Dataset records
————————

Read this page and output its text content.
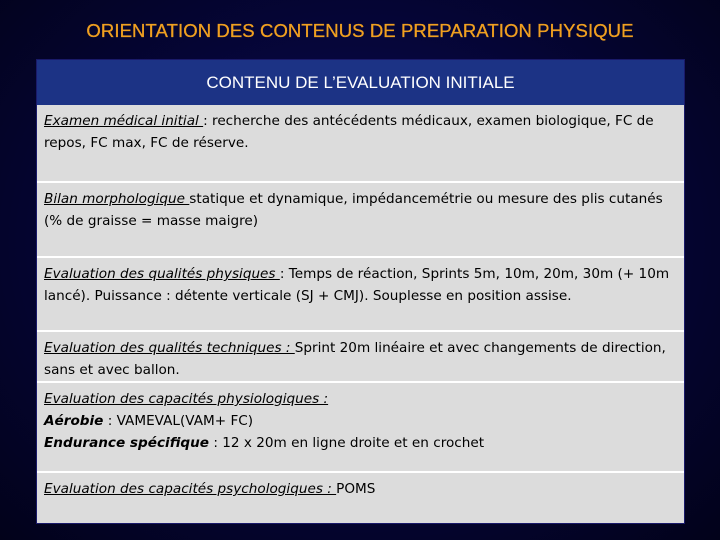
ORIENTATION DES CONTENUS DE PREPARATION PHYSIQUE
CONTENU DE L’EVALUATION INITIALE
Examen médical initial : recherche des antécédents médicaux, examen biologique, FC de repos, FC max, FC de réserve.
Bilan morphologique statique et dynamique, impédancemétrie ou mesure des plis cutanés (% de graisse = masse maigre)
Evaluation des qualités physiques : Temps de réaction, Sprints 5m, 10m, 20m, 30m (+ 10m lancé). Puissance : détente verticale (SJ + CMJ). Souplesse en position assise.
Evaluation des qualités techniques : Sprint 20m linéaire et avec changements de direction, sans et avec ballon.
Evaluation des capacités physiologiques :
Aérobie : VAMEVAL(VAM+ FC)
Endurance spécifique : 12 x 20m en ligne droite et en crochet
Evaluation des capacités psychologiques : POMS
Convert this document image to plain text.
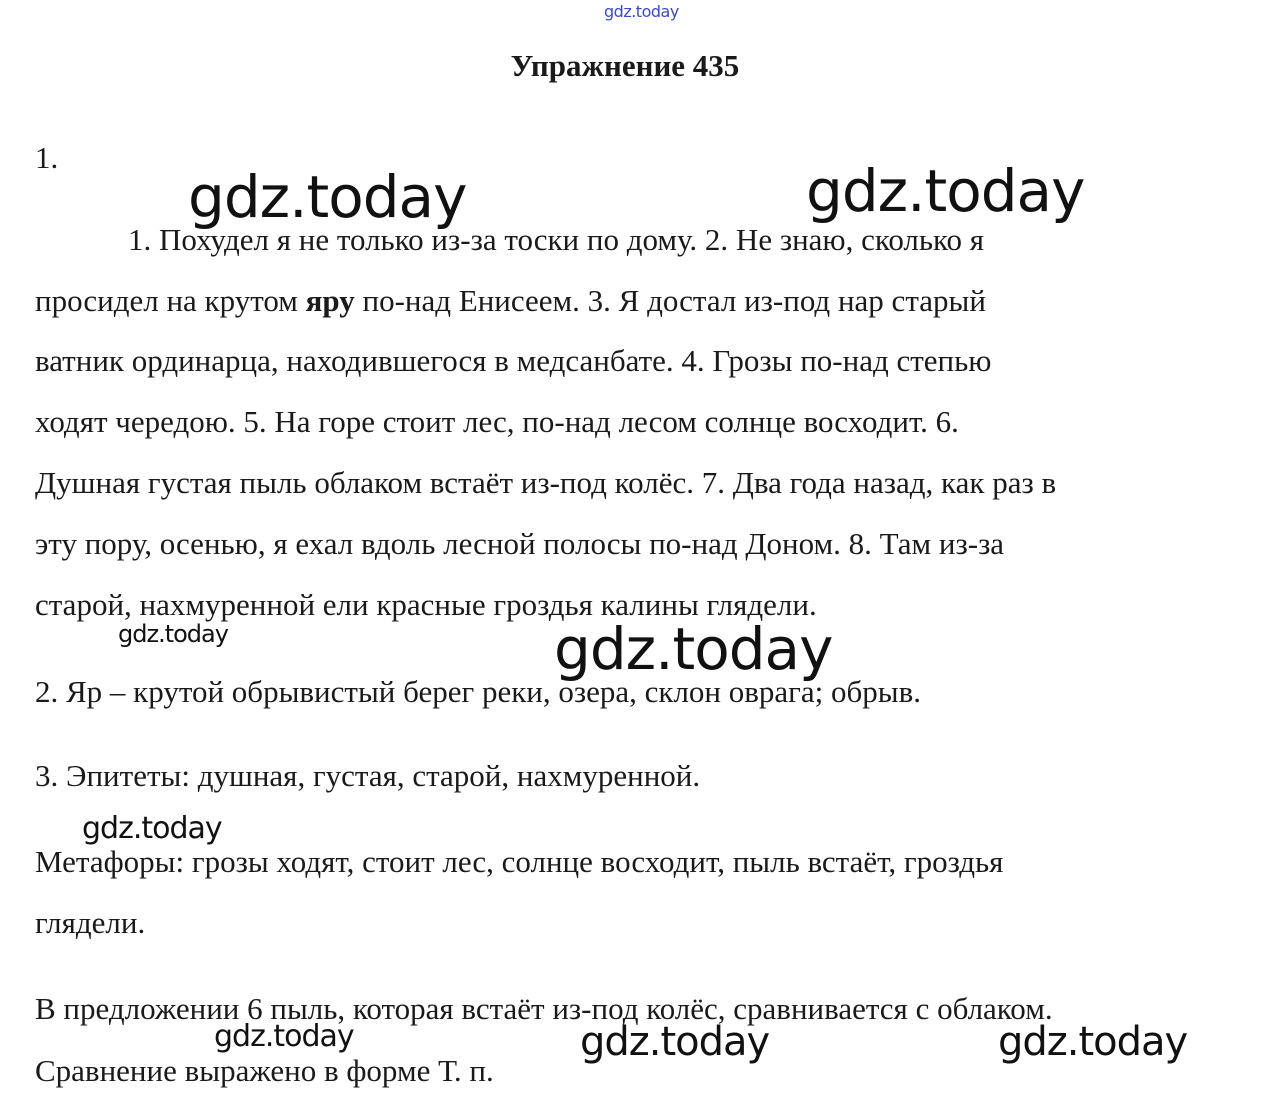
gdz.today
Упражнение 435
1.
gdz.today	gdz.today
1. Похудел я не только из-за тоски по дому. 2. Не знаю, сколько я
просидел на крутом яру по-над Енисеем. 3. Я достал из-под нар старый
ватник ординарца, находившегося в медсанбате. 4. Грозы по-над степью
ходят чередою. 5. На горе стоит лес, по-над лесом солнце восходит. 6.
Душная густая пыль облаком встаёт из-под колёс. 7. Два года назад, как раз в
эту пору, осенью, я ехал вдоль лесной полосы по-над Доном. 8. Там из-за
старой, нахмуренной ели красные гроздья калины глядели.
gdz.today	gdz.today
2. Яр – крутой обрывистый берег реки, озера, склон оврага; обрыв.
3. Эпитеты: душная, густая, старой, нахмуренной.
gdz.today
Метафоры: грозы ходят, стоит лес, солнце восходит, пыль встаёт, гроздья
глядели.
В предложении 6 пыль, которая встаёт из-под колёс, сравнивается с облаком.
gdz.today	gdz.today	gdz.today
Сравнение выражено в форме Т. п.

————————

What you will do: Images do not belong in the copy; reproduce all other parts of the records above verbatim.

Final result:
Read this page and output its text content.
ORIENTATION DES CONTENUS DE PREPARATION PHYSIQUE
CONTENU DE L’EVALUATION INITIALE
Examen médical initial : recherche des antécédents médicaux, examen biologique, FC de repos, FC max, FC de réserve.
Bilan morphologique statique et dynamique, impédancemétrie ou mesure des plis cutanés (% de graisse = masse maigre)
Evaluation des qualités physiques : Temps de réaction, Sprints 5m, 10m, 20m, 30m (+ 10m lancé). Puissance : détente verticale (SJ + CMJ). Souplesse en position assise.
Evaluation des qualités techniques : Sprint 20m linéaire et avec changements de direction, sans et avec ballon.
Evaluation des capacités physiologiques :
Aérobie : VAMEVAL(VAM+ FC)
Endurance spécifique : 12 x 20m en ligne droite et en crochet
Evaluation des capacités psychologiques : POMS
Convert this document image to plain text.
gdz.today
Упражнение 435
1.
gdz.today	gdz.today
1. Похудел я не только из-за тоски по дому. 2. Не знаю, сколько я
просидел на крутом яру по-над Енисеем. 3. Я достал из-под нар старый
ватник ординарца, находившегося в медсанбате. 4. Грозы по-над степью
ходят чередою. 5. На горе стоит лес, по-над лесом солнце восходит. 6.
Душная густая пыль облаком встаёт из-под колёс. 7. Два года назад, как раз в
эту пору, осенью, я ехал вдоль лесной полосы по-над Доном. 8. Там из-за
старой, нахмуренной ели красные гроздья калины глядели.
gdz.today	gdz.today
2. Яр – крутой обрывистый берег реки, озера, склон оврага; обрыв.
3. Эпитеты: душная, густая, старой, нахмуренной.
gdz.today
Метафоры: грозы ходят, стоит лес, солнце восходит, пыль встаёт, гроздья
глядели.
В предложении 6 пыль, которая встаёт из-под колёс, сравнивается с облаком.
gdz.today	gdz.today	gdz.today
Сравнение выражено в форме Т. п.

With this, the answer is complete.